- [Stated task A]: Collect every line of the records below that contains the string "base".

- [Extract]:
--- --- ---

Various mobile communication devices and mobile electronic devices such as laptop computers have emerged in recent years, and this has lead to a demand for higher capacity batteries as their driving power sources. Lithium secondary batteries, which perform charge-discharge operations by transferring lithium ions between the positive and negative electrodes, have been widely used as the driving power source for the mobile communication devices and the like since the lithium secondary batteries have higher energy density and higher capacity than other types of secondary batteries such as nickel-cadmium batteries. Nevertheless, as the mobile communication devices and other electronic devices have increasingly become smaller and lighter, there has been a demand for further improvements in the energy density and cycle performance of the lithium secondary batteries.

--- --- ---

- [Items]:
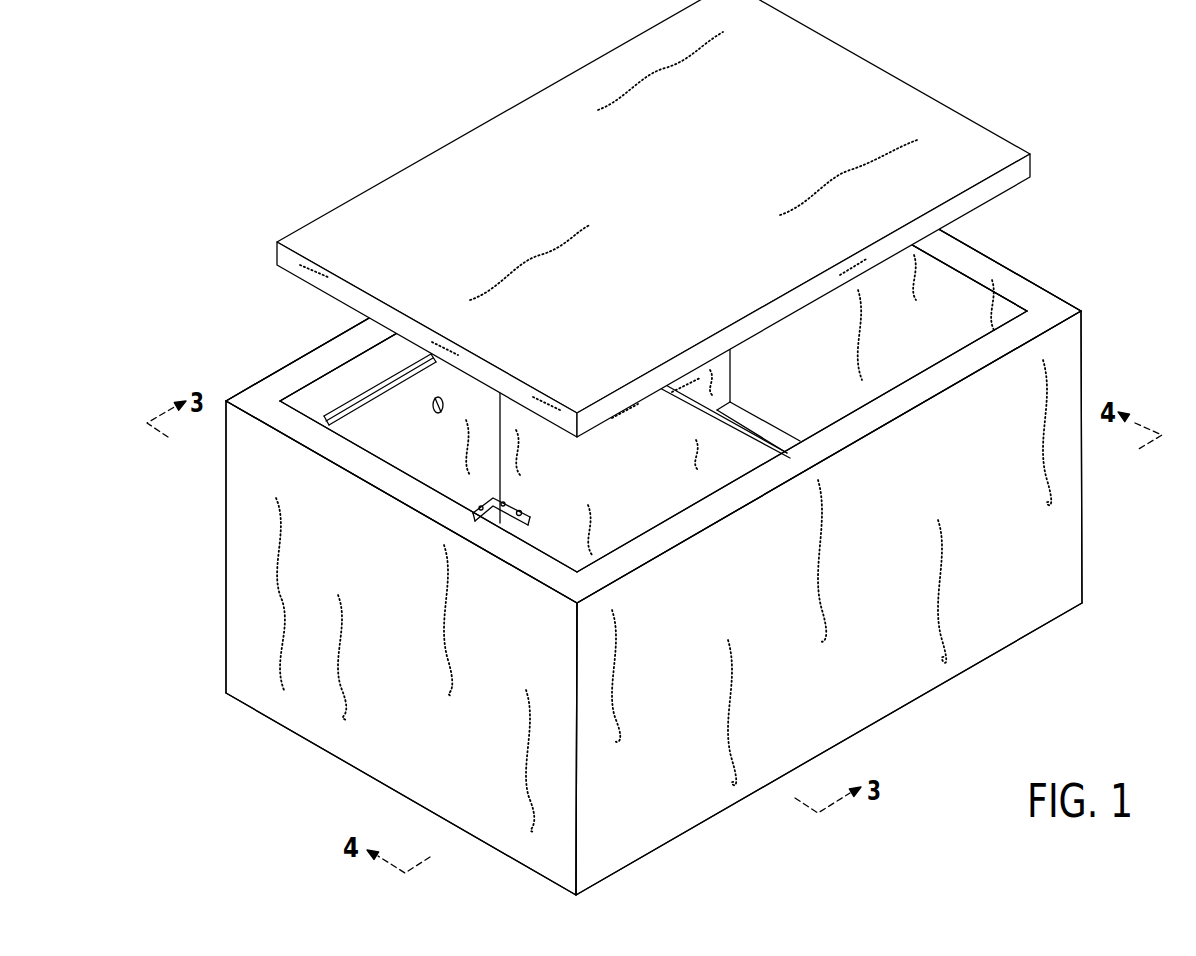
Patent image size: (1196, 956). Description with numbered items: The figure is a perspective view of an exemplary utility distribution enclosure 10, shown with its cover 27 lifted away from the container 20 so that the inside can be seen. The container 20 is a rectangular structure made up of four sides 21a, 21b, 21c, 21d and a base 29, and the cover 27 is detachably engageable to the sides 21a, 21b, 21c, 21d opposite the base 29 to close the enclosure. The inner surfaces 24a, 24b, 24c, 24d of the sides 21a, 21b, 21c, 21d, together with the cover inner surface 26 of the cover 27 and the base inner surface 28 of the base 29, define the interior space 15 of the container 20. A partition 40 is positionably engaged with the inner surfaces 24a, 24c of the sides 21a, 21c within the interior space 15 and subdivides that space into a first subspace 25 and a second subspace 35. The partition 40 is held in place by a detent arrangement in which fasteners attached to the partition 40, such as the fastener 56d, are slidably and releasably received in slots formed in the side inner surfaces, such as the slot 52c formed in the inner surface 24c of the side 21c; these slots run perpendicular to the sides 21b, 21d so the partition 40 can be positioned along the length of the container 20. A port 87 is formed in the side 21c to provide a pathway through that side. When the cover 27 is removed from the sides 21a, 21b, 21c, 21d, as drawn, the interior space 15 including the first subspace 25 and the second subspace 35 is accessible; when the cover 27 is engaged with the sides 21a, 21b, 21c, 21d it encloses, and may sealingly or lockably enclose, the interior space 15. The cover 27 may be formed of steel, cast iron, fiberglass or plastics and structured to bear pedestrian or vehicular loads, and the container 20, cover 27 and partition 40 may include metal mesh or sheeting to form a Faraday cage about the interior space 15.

The utility distribution enclosure 10 is at (1140, 172).
The container 20 is at (1083, 342).
The cover 27 is at (883, 100).
The side 21a is at (987, 620).
The side 21b is at (300, 700).
The side 21c is at (262, 378).
The side 21d is at (1037, 285).
The inner surface 24a is at (670, 503).
The inner surface 24b is at (440, 490).
The inner surface 24c is at (353, 430).
The inner surface 24d is at (947, 302).
The first subspace 25 is at (432, 463).
The interior space 15 is at (668, 453).
The second subspace 35 is at (898, 346).
The cover inner surface 26 is at (593, 430).
The base inner surface 28 is at (782, 438).
The base 29 is at (742, 410).
The partition 40 is at (742, 447).
The slot 52c is at (370, 393).
The fastener 56d is at (513, 498).
The port 87 is at (444, 405).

--- --- ---

- [Stated task B]: Reproduce the lithium battery passage above in full, word for word.

- [Written reply A]:
Patent image size: (1196, 956). Description with numbered items: The figure is a perspective view of an exemplary utility distribution enclosure 10, shown with its cover 27 lifted away from the container 20 so that the inside can be seen. The container 20 is a rectangular structure made up of four sides 21a, 21b, 21c, 21d and a base 29, and the cover 27 is detachably engageable to the sides 21a, 21b, 21c, 21d opposite the base 29 to close the enclosure. The inner surfaces 24a, 24b, 24c, 24d of the sides 21a, 21b, 21c, 21d, together with the cover inner surface 26 of the cover 27 and the base inner surface 28 of the base 29, define the interior space 15 of the container 20. A partition 40 is positionably engaged with the inner surfaces 24a, 24c of the sides 21a, 21c within the interior space 15 and subdivides that space into a first subspace 25 and a second subspace 35. The partition 40 is held in place by a detent arrangement in which fasteners attached to the partition 40, such as the fastener 56d, are slidably and releasably received in slots formed in the side inner surfaces, such as the slot 52c formed in the inner surface 24c of the side 21c; these slots run perpendicular to the sides 21b, 21d so the partition 40 can be positioned along the length of the container 20. A port 87 is formed in the side 21c to provide a pathway through that side. When the cover 27 is removed from the sides 21a, 21b, 21c, 21d, as drawn, the interior space 15 including the first subspace 25 and the second subspace 35 is accessible; when the cover 27 is engaged with the sides 21a, 21b, 21c, 21d it encloses, and may sealingly or lockably enclose, the interior space 15. The cover 27 may be formed of steel, cast iron, fiberglass or plastics and structured to bear pedestrian or vehicular loads, and the container 20, cover 27 and partition 40 may include metal mesh or sheeting to form a Faraday cage about the interior space 15.
The base inner surface 28 is at (782, 438).
The base 29 is at (742, 410).

- [Written reply B]:
Various mobile communication devices and mobile electronic devices such as laptop computers have emerged in recent years, and this has lead to a demand for higher capacity batteries as their driving power sources. Lithium secondary batteries, which perform charge-discharge operations by transferring lithium ions between the positive and negative electrodes, have been widely used as the driving power source for the mobile communication devices and the like since the lithium secondary batteries have higher energy density and higher capacity than other types of secondary batteries such as nickel-cadmium batteries. Nevertheless, as the mobile communication devices and other electronic devices have increasingly become smaller and lighter, there has been a demand for further improvements in the energy density and cycle performance of the lithium secondary batteries.